##### Records provided #####
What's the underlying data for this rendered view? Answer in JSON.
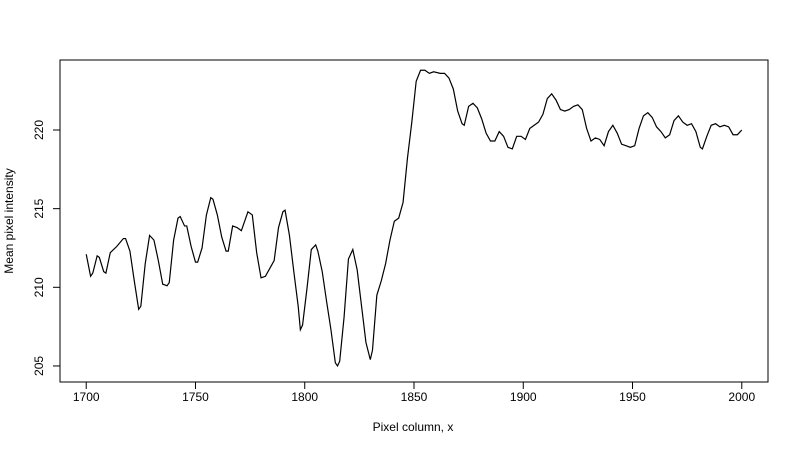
{
  "chart_data": {
    "type": "line",
    "x_label": "Pixel column, x",
    "y_label": "Mean pixel intensity",
    "xlim": [
      1688,
      2012
    ],
    "ylim": [
      203.98,
      224.45
    ],
    "xticks": [
      1700,
      1750,
      1800,
      1850,
      1900,
      1950,
      2000
    ],
    "yticks": [
      205,
      210,
      215,
      220
    ],
    "color": "#000000",
    "x": [
      1700,
      1702,
      1703,
      1705,
      1706,
      1708,
      1709,
      1711,
      1714,
      1717,
      1718,
      1720,
      1722,
      1724,
      1725,
      1727,
      1729,
      1731,
      1733,
      1735,
      1737,
      1738,
      1740,
      1742,
      1743,
      1745,
      1746,
      1748,
      1750,
      1751,
      1753,
      1755,
      1757,
      1758,
      1760,
      1762,
      1764,
      1765,
      1767,
      1769,
      1771,
      1774,
      1776,
      1778,
      1780,
      1782,
      1784,
      1786,
      1788,
      1790,
      1791,
      1793,
      1795,
      1797,
      1798,
      1799,
      1801,
      1803,
      1805,
      1806,
      1808,
      1810,
      1812,
      1814,
      1815,
      1816,
      1818,
      1820,
      1822,
      1824,
      1826,
      1828,
      1830,
      1831,
      1833,
      1835,
      1837,
      1839,
      1841,
      1843,
      1845,
      1847,
      1849,
      1851,
      1853,
      1855,
      1857,
      1859,
      1862,
      1864,
      1866,
      1868,
      1870,
      1872,
      1873,
      1875,
      1877,
      1879,
      1881,
      1883,
      1885,
      1887,
      1889,
      1891,
      1893,
      1895,
      1897,
      1899,
      1901,
      1903,
      1905,
      1907,
      1909,
      1911,
      1913,
      1915,
      1917,
      1919,
      1921,
      1923,
      1925,
      1927,
      1929,
      1931,
      1933,
      1935,
      1937,
      1939,
      1941,
      1943,
      1945,
      1947,
      1949,
      1951,
      1953,
      1955,
      1957,
      1959,
      1961,
      1963,
      1965,
      1967,
      1969,
      1971,
      1973,
      1975,
      1977,
      1979,
      1981,
      1982,
      1984,
      1986,
      1988,
      1990,
      1992,
      1994,
      1996,
      1998,
      2000
    ],
    "values": [
      212.1,
      210.7,
      210.9,
      212.0,
      211.9,
      211.0,
      210.9,
      212.2,
      212.6,
      213.1,
      213.1,
      212.3,
      210.4,
      208.6,
      208.8,
      211.5,
      213.3,
      213.0,
      211.7,
      210.2,
      210.1,
      210.3,
      213.0,
      214.4,
      214.5,
      213.9,
      213.9,
      212.6,
      211.6,
      211.6,
      212.5,
      214.6,
      215.7,
      215.6,
      214.6,
      213.2,
      212.3,
      212.3,
      213.9,
      213.8,
      213.6,
      214.8,
      214.6,
      212.2,
      210.6,
      210.7,
      211.2,
      211.7,
      213.8,
      214.8,
      214.9,
      213.3,
      211.0,
      208.8,
      207.3,
      207.6,
      209.9,
      212.4,
      212.7,
      212.3,
      211.0,
      209.1,
      207.3,
      205.2,
      205.0,
      205.3,
      208.1,
      211.8,
      212.4,
      211.1,
      208.8,
      206.5,
      205.4,
      206.0,
      209.5,
      210.4,
      211.5,
      213.0,
      214.2,
      214.4,
      215.4,
      218.2,
      220.5,
      223.1,
      223.8,
      223.8,
      223.6,
      223.7,
      223.6,
      223.6,
      223.3,
      222.6,
      221.2,
      220.4,
      220.3,
      221.5,
      221.7,
      221.4,
      220.7,
      219.8,
      219.3,
      219.3,
      219.9,
      219.6,
      218.9,
      218.8,
      219.6,
      219.6,
      219.4,
      220.1,
      220.3,
      220.5,
      221.0,
      222.0,
      222.3,
      221.9,
      221.3,
      221.2,
      221.3,
      221.5,
      221.6,
      221.3,
      220.1,
      219.3,
      219.5,
      219.4,
      219.0,
      219.9,
      220.3,
      219.8,
      219.1,
      219.0,
      218.9,
      219.0,
      220.1,
      220.9,
      221.1,
      220.8,
      220.2,
      219.9,
      219.5,
      219.7,
      220.6,
      220.9,
      220.5,
      220.3,
      220.4,
      219.9,
      218.9,
      218.8,
      219.6,
      220.3,
      220.4,
      220.2,
      220.3,
      220.2,
      219.7,
      219.7,
      220.0
    ]
  }
}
#####
_Goal_. Give back the entries verbatim. Do not include any picture.

_Result below_.
What's the underlying data for this rendered view? Answer in JSON.
{
  "chart_data": {
    "type": "line",
    "x_label": "Pixel column, x",
    "y_label": "Mean pixel intensity",
    "xlim": [
      1688,
      2012
    ],
    "ylim": [
      203.98,
      224.45
    ],
    "xticks": [
      1700,
      1750,
      1800,
      1850,
      1900,
      1950,
      2000
    ],
    "yticks": [
      205,
      210,
      215,
      220
    ],
    "color": "#000000",
    "x": [
      1700,
      1702,
      1703,
      1705,
      1706,
      1708,
      1709,
      1711,
      1714,
      1717,
      1718,
      1720,
      1722,
      1724,
      1725,
      1727,
      1729,
      1731,
      1733,
      1735,
      1737,
      1738,
      1740,
      1742,
      1743,
      1745,
      1746,
      1748,
      1750,
      1751,
      1753,
      1755,
      1757,
      1758,
      1760,
      1762,
      1764,
      1765,
      1767,
      1769,
      1771,
      1774,
      1776,
      1778,
      1780,
      1782,
      1784,
      1786,
      1788,
      1790,
      1791,
      1793,
      1795,
      1797,
      1798,
      1799,
      1801,
      1803,
      1805,
      1806,
      1808,
      1810,
      1812,
      1814,
      1815,
      1816,
      1818,
      1820,
      1822,
      1824,
      1826,
      1828,
      1830,
      1831,
      1833,
      1835,
      1837,
      1839,
      1841,
      1843,
      1845,
      1847,
      1849,
      1851,
      1853,
      1855,
      1857,
      1859,
      1862,
      1864,
      1866,
      1868,
      1870,
      1872,
      1873,
      1875,
      1877,
      1879,
      1881,
      1883,
      1885,
      1887,
      1889,
      1891,
      1893,
      1895,
      1897,
      1899,
      1901,
      1903,
      1905,
      1907,
      1909,
      1911,
      1913,
      1915,
      1917,
      1919,
      1921,
      1923,
      1925,
      1927,
      1929,
      1931,
      1933,
      1935,
      1937,
      1939,
      1941,
      1943,
      1945,
      1947,
      1949,
      1951,
      1953,
      1955,
      1957,
      1959,
      1961,
      1963,
      1965,
      1967,
      1969,
      1971,
      1973,
      1975,
      1977,
      1979,
      1981,
      1982,
      1984,
      1986,
      1988,
      1990,
      1992,
      1994,
      1996,
      1998,
      2000
    ],
    "values": [
      212.1,
      210.7,
      210.9,
      212.0,
      211.9,
      211.0,
      210.9,
      212.2,
      212.6,
      213.1,
      213.1,
      212.3,
      210.4,
      208.6,
      208.8,
      211.5,
      213.3,
      213.0,
      211.7,
      210.2,
      210.1,
      210.3,
      213.0,
      214.4,
      214.5,
      213.9,
      213.9,
      212.6,
      211.6,
      211.6,
      212.5,
      214.6,
      215.7,
      215.6,
      214.6,
      213.2,
      212.3,
      212.3,
      213.9,
      213.8,
      213.6,
      214.8,
      214.6,
      212.2,
      210.6,
      210.7,
      211.2,
      211.7,
      213.8,
      214.8,
      214.9,
      213.3,
      211.0,
      208.8,
      207.3,
      207.6,
      209.9,
      212.4,
      212.7,
      212.3,
      211.0,
      209.1,
      207.3,
      205.2,
      205.0,
      205.3,
      208.1,
      211.8,
      212.4,
      211.1,
      208.8,
      206.5,
      205.4,
      206.0,
      209.5,
      210.4,
      211.5,
      213.0,
      214.2,
      214.4,
      215.4,
      218.2,
      220.5,
      223.1,
      223.8,
      223.8,
      223.6,
      223.7,
      223.6,
      223.6,
      223.3,
      222.6,
      221.2,
      220.4,
      220.3,
      221.5,
      221.7,
      221.4,
      220.7,
      219.8,
      219.3,
      219.3,
      219.9,
      219.6,
      218.9,
      218.8,
      219.6,
      219.6,
      219.4,
      220.1,
      220.3,
      220.5,
      221.0,
      222.0,
      222.3,
      221.9,
      221.3,
      221.2,
      221.3,
      221.5,
      221.6,
      221.3,
      220.1,
      219.3,
      219.5,
      219.4,
      219.0,
      219.9,
      220.3,
      219.8,
      219.1,
      219.0,
      218.9,
      219.0,
      220.1,
      220.9,
      221.1,
      220.8,
      220.2,
      219.9,
      219.5,
      219.7,
      220.6,
      220.9,
      220.5,
      220.3,
      220.4,
      219.9,
      218.9,
      218.8,
      219.6,
      220.3,
      220.4,
      220.2,
      220.3,
      220.2,
      219.7,
      219.7,
      220.0
    ]
  }
}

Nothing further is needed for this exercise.